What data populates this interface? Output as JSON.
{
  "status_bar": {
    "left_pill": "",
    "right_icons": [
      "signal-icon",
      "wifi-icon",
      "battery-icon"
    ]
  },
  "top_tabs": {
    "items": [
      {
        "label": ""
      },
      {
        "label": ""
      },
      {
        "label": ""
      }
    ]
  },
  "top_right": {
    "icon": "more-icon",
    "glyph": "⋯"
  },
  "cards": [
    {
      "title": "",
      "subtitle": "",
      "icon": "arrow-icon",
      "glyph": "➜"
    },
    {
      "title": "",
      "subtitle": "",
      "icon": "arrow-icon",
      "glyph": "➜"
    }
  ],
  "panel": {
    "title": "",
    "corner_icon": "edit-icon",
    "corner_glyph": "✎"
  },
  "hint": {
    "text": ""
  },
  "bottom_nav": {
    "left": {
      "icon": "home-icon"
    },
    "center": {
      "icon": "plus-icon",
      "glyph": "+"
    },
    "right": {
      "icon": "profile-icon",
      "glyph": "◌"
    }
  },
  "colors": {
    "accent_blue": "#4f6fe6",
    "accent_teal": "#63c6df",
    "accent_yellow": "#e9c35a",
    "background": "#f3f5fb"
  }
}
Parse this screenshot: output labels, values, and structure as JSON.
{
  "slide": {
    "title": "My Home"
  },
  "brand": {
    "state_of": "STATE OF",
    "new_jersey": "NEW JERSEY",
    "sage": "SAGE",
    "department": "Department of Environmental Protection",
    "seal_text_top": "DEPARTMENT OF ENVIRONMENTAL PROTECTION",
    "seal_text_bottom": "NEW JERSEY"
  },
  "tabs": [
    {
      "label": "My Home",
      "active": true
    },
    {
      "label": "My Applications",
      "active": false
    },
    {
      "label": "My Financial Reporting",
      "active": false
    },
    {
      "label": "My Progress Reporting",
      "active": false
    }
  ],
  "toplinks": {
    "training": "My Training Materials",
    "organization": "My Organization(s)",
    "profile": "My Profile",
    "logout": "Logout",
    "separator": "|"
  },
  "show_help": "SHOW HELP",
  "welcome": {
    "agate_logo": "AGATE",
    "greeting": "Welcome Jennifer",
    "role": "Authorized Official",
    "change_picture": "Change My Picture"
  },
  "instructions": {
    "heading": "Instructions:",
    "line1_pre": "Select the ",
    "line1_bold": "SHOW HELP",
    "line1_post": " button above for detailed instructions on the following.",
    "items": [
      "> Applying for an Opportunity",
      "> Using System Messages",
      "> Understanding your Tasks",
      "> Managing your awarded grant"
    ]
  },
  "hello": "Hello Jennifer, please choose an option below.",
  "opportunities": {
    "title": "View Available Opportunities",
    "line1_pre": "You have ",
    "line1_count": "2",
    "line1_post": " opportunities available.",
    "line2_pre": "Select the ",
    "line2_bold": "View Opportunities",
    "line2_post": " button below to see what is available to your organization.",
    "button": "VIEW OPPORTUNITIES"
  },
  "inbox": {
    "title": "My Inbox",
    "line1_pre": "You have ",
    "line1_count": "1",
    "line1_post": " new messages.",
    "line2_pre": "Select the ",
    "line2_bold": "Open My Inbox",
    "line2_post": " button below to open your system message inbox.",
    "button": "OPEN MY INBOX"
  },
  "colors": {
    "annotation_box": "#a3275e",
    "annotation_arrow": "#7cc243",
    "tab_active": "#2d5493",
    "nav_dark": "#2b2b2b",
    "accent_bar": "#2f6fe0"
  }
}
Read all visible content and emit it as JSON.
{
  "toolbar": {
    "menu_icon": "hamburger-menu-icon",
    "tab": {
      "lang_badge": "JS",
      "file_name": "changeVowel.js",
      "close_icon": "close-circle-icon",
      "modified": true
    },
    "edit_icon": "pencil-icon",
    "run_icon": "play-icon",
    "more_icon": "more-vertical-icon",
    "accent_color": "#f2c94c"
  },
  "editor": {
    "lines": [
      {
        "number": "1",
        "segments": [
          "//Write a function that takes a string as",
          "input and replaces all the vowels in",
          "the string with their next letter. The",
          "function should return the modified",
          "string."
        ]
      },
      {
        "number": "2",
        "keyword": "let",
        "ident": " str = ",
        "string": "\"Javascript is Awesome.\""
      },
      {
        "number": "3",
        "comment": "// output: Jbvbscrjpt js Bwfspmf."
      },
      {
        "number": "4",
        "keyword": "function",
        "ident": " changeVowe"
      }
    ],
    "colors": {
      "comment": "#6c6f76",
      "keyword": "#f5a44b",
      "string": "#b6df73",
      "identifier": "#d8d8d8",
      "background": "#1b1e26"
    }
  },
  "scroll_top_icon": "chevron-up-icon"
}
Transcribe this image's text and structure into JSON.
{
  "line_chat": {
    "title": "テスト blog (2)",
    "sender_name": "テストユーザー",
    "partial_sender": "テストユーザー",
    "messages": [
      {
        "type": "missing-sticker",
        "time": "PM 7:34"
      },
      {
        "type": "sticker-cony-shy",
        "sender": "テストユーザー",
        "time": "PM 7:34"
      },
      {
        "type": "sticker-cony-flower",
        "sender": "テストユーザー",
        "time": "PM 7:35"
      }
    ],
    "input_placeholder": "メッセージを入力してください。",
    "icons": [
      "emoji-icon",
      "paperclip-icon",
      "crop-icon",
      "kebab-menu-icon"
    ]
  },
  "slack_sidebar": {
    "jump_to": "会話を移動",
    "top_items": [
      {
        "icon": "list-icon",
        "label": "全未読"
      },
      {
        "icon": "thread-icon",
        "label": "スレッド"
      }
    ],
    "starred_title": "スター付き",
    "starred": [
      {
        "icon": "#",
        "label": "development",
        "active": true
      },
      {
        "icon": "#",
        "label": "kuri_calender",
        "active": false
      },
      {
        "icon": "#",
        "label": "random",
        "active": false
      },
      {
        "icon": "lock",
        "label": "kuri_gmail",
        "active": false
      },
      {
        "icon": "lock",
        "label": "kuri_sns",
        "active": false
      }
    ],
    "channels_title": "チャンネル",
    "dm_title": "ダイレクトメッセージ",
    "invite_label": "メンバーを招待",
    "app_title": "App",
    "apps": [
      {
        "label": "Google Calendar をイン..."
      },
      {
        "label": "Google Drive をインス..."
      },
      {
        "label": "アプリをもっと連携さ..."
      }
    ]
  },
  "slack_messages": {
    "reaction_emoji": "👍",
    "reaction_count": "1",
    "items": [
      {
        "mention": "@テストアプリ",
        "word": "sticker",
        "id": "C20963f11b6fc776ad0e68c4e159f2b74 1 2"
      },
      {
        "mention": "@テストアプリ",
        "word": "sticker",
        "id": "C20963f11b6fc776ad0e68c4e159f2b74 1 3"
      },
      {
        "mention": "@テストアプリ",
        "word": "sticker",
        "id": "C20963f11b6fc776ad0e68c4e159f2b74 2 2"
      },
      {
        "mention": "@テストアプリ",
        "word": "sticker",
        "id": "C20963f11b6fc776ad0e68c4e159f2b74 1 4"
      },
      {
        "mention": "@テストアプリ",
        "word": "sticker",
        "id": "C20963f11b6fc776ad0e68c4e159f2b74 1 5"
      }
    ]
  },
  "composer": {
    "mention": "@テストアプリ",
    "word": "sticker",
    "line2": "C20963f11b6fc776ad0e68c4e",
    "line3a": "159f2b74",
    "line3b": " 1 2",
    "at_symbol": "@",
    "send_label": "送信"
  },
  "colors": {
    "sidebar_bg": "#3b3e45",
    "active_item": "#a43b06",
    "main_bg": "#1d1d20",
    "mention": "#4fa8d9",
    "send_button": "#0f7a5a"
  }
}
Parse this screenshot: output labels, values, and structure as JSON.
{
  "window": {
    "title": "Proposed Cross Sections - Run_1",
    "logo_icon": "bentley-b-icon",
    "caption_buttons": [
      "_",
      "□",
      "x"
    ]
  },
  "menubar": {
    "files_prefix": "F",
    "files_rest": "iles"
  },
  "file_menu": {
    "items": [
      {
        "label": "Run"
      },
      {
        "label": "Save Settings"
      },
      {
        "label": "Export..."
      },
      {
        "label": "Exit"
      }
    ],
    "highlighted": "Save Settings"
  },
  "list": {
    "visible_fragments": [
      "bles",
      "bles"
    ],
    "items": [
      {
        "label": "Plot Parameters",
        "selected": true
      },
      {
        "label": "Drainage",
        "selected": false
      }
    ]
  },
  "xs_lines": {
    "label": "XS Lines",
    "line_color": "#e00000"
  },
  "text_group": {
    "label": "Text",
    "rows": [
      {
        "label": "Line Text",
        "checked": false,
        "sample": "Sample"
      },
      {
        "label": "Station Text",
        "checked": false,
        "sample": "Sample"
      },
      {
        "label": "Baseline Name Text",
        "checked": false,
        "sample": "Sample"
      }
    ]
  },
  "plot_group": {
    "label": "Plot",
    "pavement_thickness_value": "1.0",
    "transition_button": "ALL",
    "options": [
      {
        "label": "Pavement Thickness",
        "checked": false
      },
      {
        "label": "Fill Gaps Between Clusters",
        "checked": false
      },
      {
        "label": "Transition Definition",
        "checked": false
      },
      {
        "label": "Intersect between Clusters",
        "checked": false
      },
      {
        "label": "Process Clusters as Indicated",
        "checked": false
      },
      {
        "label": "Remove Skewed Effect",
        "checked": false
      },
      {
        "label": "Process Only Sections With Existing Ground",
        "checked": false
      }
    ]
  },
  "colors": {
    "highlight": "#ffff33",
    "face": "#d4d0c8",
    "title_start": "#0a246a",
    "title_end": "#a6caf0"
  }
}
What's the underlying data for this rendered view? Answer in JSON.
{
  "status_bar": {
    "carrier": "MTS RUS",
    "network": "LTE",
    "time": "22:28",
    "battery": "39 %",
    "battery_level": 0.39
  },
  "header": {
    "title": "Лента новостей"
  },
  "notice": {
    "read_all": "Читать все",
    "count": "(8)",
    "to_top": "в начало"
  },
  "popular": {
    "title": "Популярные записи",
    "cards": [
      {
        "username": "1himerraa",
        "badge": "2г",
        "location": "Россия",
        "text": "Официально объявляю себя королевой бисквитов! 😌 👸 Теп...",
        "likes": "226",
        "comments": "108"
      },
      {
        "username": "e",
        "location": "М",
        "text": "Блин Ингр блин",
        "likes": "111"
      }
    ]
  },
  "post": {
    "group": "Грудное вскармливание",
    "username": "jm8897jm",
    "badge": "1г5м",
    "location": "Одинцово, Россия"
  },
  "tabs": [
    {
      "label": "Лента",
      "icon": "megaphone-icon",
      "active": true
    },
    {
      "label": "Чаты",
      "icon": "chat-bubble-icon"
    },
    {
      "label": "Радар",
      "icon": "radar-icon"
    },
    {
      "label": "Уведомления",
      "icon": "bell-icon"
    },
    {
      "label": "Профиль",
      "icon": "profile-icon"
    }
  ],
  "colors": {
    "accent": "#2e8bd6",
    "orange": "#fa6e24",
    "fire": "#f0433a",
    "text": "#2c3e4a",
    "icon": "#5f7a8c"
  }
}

### Problem requirements
From the data above, copy each line that holds "time".

### Answer to the exercise
        "time": "PM 7:34"
        "time": "PM 7:34"
        "time": "PM 7:35"
    "time": "22:28",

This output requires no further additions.